Problem requirements — Can you pull out each line of the data below that includes the word "name"?

*** Data listing

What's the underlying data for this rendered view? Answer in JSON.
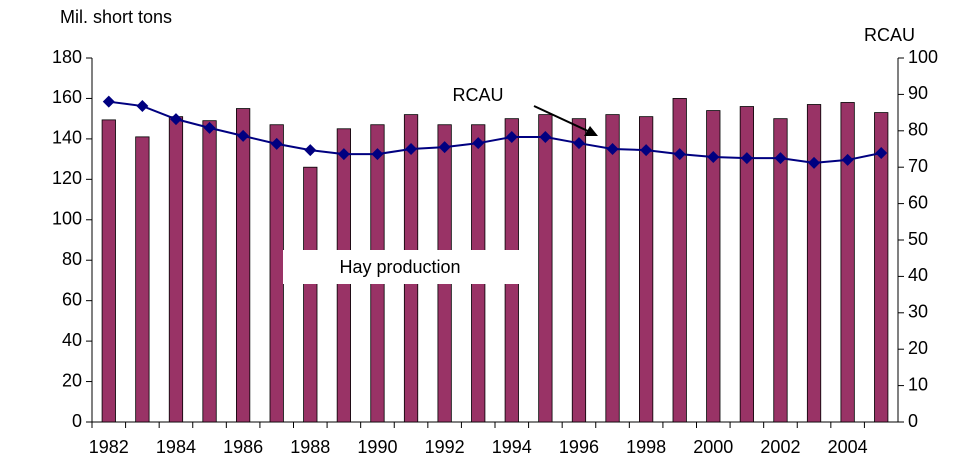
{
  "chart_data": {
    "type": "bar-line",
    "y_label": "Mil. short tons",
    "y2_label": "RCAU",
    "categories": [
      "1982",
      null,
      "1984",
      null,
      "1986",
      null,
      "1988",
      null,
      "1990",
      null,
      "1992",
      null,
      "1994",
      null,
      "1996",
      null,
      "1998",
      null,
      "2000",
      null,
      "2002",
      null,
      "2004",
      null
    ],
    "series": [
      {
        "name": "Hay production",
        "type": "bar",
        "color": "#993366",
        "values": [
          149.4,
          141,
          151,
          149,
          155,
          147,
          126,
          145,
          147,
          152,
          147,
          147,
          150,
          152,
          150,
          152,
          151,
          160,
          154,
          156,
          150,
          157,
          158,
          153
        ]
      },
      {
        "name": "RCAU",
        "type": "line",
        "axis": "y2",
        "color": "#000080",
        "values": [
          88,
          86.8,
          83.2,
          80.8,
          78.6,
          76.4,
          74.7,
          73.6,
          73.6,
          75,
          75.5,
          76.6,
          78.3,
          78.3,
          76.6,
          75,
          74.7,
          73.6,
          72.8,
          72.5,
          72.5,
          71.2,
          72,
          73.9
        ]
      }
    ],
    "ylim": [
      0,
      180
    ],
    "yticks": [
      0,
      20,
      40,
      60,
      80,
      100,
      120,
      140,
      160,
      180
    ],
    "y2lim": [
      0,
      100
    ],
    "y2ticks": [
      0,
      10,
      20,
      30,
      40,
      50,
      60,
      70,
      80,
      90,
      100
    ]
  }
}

******
*** Data listing

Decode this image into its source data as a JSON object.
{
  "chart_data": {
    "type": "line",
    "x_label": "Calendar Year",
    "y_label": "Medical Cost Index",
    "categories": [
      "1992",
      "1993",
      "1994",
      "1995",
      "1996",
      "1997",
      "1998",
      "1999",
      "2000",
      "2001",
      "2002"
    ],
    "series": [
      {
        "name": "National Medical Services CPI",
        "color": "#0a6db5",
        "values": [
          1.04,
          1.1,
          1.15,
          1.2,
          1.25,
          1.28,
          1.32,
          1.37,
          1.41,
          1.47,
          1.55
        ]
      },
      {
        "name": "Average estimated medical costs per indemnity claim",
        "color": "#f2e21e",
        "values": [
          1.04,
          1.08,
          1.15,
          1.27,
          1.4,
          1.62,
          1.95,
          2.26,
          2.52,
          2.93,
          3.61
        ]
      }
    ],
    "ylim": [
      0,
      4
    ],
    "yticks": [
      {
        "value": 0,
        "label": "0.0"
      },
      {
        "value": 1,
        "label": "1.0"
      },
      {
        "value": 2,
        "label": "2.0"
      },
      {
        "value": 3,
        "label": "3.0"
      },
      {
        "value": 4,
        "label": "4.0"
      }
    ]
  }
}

******

Result —
        "name": "Hay production",
        "name": "RCAU",
        "name": "National Medical Services CPI",
        "name": "Average estimated medical costs per indemnity claim",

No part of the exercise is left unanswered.